Below you will find a set of lines. Repeat them all exactly.
>> begin Extracted material
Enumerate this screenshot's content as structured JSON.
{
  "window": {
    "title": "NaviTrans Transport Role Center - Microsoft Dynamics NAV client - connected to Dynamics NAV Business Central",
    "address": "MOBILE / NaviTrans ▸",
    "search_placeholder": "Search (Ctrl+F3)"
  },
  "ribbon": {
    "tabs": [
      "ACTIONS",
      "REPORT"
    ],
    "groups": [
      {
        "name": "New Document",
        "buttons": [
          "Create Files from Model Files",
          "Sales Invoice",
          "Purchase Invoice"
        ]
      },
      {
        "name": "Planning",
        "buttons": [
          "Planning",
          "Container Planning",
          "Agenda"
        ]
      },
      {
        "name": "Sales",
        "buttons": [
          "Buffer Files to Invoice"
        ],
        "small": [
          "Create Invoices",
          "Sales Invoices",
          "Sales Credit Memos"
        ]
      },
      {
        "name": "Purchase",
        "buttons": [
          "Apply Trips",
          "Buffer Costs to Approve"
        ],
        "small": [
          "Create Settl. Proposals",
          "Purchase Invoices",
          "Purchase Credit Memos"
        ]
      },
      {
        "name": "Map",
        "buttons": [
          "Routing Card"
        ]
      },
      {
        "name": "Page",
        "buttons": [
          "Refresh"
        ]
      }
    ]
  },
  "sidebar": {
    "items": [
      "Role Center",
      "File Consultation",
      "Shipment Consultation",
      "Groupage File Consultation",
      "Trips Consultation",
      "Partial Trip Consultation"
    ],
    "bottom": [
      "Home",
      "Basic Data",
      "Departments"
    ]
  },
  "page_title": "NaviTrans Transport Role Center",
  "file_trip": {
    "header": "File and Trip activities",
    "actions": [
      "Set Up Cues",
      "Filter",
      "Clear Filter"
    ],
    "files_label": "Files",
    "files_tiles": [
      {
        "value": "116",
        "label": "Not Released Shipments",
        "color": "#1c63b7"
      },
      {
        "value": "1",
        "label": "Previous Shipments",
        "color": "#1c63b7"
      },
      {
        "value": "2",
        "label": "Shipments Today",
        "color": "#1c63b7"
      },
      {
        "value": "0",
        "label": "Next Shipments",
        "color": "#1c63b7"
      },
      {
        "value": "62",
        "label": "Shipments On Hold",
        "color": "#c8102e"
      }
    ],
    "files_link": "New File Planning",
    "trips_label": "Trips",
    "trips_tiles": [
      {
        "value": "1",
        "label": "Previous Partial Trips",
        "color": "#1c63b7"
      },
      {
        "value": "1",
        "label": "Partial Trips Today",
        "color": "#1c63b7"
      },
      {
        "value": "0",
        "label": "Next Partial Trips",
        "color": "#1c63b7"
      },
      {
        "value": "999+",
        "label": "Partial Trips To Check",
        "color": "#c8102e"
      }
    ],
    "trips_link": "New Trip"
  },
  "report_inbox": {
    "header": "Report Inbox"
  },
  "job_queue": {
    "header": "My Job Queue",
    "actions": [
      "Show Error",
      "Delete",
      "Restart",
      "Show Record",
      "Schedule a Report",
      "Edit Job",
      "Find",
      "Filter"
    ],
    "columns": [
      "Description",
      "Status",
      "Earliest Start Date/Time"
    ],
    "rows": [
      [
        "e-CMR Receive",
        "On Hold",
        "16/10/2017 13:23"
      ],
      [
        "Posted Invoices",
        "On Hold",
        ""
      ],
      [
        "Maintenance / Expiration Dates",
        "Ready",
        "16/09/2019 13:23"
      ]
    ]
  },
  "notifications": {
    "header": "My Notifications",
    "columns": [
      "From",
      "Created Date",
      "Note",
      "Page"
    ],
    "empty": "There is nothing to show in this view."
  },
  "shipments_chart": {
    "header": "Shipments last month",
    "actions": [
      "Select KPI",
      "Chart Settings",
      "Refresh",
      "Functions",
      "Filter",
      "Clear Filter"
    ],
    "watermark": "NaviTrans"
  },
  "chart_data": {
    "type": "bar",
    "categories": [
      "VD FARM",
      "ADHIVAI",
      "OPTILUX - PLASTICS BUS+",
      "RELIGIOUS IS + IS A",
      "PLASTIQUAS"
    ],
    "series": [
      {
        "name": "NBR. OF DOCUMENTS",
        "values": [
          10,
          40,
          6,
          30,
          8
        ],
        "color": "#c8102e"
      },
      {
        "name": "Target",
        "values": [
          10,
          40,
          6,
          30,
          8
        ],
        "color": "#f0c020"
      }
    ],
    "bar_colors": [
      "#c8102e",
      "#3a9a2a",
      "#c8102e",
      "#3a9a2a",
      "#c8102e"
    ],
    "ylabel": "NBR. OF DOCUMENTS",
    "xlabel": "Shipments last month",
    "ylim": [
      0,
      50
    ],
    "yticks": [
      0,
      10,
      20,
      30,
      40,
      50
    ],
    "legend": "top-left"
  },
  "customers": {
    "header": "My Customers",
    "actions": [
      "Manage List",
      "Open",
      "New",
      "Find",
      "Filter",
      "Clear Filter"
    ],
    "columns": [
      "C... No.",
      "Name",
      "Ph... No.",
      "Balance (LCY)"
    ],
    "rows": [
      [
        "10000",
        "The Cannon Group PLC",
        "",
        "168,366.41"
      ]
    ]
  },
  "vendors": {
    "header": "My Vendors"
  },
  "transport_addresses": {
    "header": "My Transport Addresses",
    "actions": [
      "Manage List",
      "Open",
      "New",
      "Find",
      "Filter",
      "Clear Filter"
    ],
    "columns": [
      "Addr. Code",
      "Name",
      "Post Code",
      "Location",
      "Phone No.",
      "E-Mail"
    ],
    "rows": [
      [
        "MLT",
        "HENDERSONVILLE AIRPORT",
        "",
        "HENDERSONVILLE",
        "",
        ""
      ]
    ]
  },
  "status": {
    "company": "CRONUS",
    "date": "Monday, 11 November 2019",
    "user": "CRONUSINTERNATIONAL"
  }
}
>> end Extracted material
(Answer to this exercise)
Enumerate this screenshot's content as structured JSON.
{
  "window": {
    "title": "NaviTrans Transport Role Center - Microsoft Dynamics NAV client - connected to Dynamics NAV Business Central",
    "address": "MOBILE / NaviTrans ▸",
    "search_placeholder": "Search (Ctrl+F3)"
  },
  "ribbon": {
    "tabs": [
      "ACTIONS",
      "REPORT"
    ],
    "groups": [
      {
        "name": "New Document",
        "buttons": [
          "Create Files from Model Files",
          "Sales Invoice",
          "Purchase Invoice"
        ]
      },
      {
        "name": "Planning",
        "buttons": [
          "Planning",
          "Container Planning",
          "Agenda"
        ]
      },
      {
        "name": "Sales",
        "buttons": [
          "Buffer Files to Invoice"
        ],
        "small": [
          "Create Invoices",
          "Sales Invoices",
          "Sales Credit Memos"
        ]
      },
      {
        "name": "Purchase",
        "buttons": [
          "Apply Trips",
          "Buffer Costs to Approve"
        ],
        "small": [
          "Create Settl. Proposals",
          "Purchase Invoices",
          "Purchase Credit Memos"
        ]
      },
      {
        "name": "Map",
        "buttons": [
          "Routing Card"
        ]
      },
      {
        "name": "Page",
        "buttons": [
          "Refresh"
        ]
      }
    ]
  },
  "sidebar": {
    "items": [
      "Role Center",
      "File Consultation",
      "Shipment Consultation",
      "Groupage File Consultation",
      "Trips Consultation",
      "Partial Trip Consultation"
    ],
    "bottom": [
      "Home",
      "Basic Data",
      "Departments"
    ]
  },
  "page_title": "NaviTrans Transport Role Center",
  "file_trip": {
    "header": "File and Trip activities",
    "actions": [
      "Set Up Cues",
      "Filter",
      "Clear Filter"
    ],
    "files_label": "Files",
    "files_tiles": [
      {
        "value": "116",
        "label": "Not Released Shipments",
        "color": "#1c63b7"
      },
      {
        "value": "1",
        "label": "Previous Shipments",
        "color": "#1c63b7"
      },
      {
        "value": "2",
        "label": "Shipments Today",
        "color": "#1c63b7"
      },
      {
        "value": "0",
        "label": "Next Shipments",
        "color": "#1c63b7"
      },
      {
        "value": "62",
        "label": "Shipments On Hold",
        "color": "#c8102e"
      }
    ],
    "files_link": "New File Planning",
    "trips_label": "Trips",
    "trips_tiles": [
      {
        "value": "1",
        "label": "Previous Partial Trips",
        "color": "#1c63b7"
      },
      {
        "value": "1",
        "label": "Partial Trips Today",
        "color": "#1c63b7"
      },
      {
        "value": "0",
        "label": "Next Partial Trips",
        "color": "#1c63b7"
      },
      {
        "value": "999+",
        "label": "Partial Trips To Check",
        "color": "#c8102e"
      }
    ],
    "trips_link": "New Trip"
  },
  "report_inbox": {
    "header": "Report Inbox"
  },
  "job_queue": {
    "header": "My Job Queue",
    "actions": [
      "Show Error",
      "Delete",
      "Restart",
      "Show Record",
      "Schedule a Report",
      "Edit Job",
      "Find",
      "Filter"
    ],
    "columns": [
      "Description",
      "Status",
      "Earliest Start Date/Time"
    ],
    "rows": [
      [
        "e-CMR Receive",
        "On Hold",
        "16/10/2017 13:23"
      ],
      [
        "Posted Invoices",
        "On Hold",
        ""
      ],
      [
        "Maintenance / Expiration Dates",
        "Ready",
        "16/09/2019 13:23"
      ]
    ]
  },
  "notifications": {
    "header": "My Notifications",
    "columns": [
      "From",
      "Created Date",
      "Note",
      "Page"
    ],
    "empty": "There is nothing to show in this view."
  },
  "shipments_chart": {
    "header": "Shipments last month",
    "actions": [
      "Select KPI",
      "Chart Settings",
      "Refresh",
      "Functions",
      "Filter",
      "Clear Filter"
    ],
    "watermark": "NaviTrans"
  },
  "chart_data": {
    "type": "bar",
    "categories": [
      "VD FARM",
      "ADHIVAI",
      "OPTILUX - PLASTICS BUS+",
      "RELIGIOUS IS + IS A",
      "PLASTIQUAS"
    ],
    "series": [
      {
        "name": "NBR. OF DOCUMENTS",
        "values": [
          10,
          40,
          6,
          30,
          8
        ],
        "color": "#c8102e"
      },
      {
        "name": "Target",
        "values": [
          10,
          40,
          6,
          30,
          8
        ],
        "color": "#f0c020"
      }
    ],
    "bar_colors": [
      "#c8102e",
      "#3a9a2a",
      "#c8102e",
      "#3a9a2a",
      "#c8102e"
    ],
    "ylabel": "NBR. OF DOCUMENTS",
    "xlabel": "Shipments last month",
    "ylim": [
      0,
      50
    ],
    "yticks": [
      0,
      10,
      20,
      30,
      40,
      50
    ],
    "legend": "top-left"
  },
  "customers": {
    "header": "My Customers",
    "actions": [
      "Manage List",
      "Open",
      "New",
      "Find",
      "Filter",
      "Clear Filter"
    ],
    "columns": [
      "C... No.",
      "Name",
      "Ph... No.",
      "Balance (LCY)"
    ],
    "rows": [
      [
        "10000",
        "The Cannon Group PLC",
        "",
        "168,366.41"
      ]
    ]
  },
  "vendors": {
    "header": "My Vendors"
  },
  "transport_addresses": {
    "header": "My Transport Addresses",
    "actions": [
      "Manage List",
      "Open",
      "New",
      "Find",
      "Filter",
      "Clear Filter"
    ],
    "columns": [
      "Addr. Code",
      "Name",
      "Post Code",
      "Location",
      "Phone No.",
      "E-Mail"
    ],
    "rows": [
      [
        "MLT",
        "HENDERSONVILLE AIRPORT",
        "",
        "HENDERSONVILLE",
        "",
        ""
      ]
    ]
  },
  "status": {
    "company": "CRONUS",
    "date": "Monday, 11 November 2019",
    "user": "CRONUSINTERNATIONAL"
  }
}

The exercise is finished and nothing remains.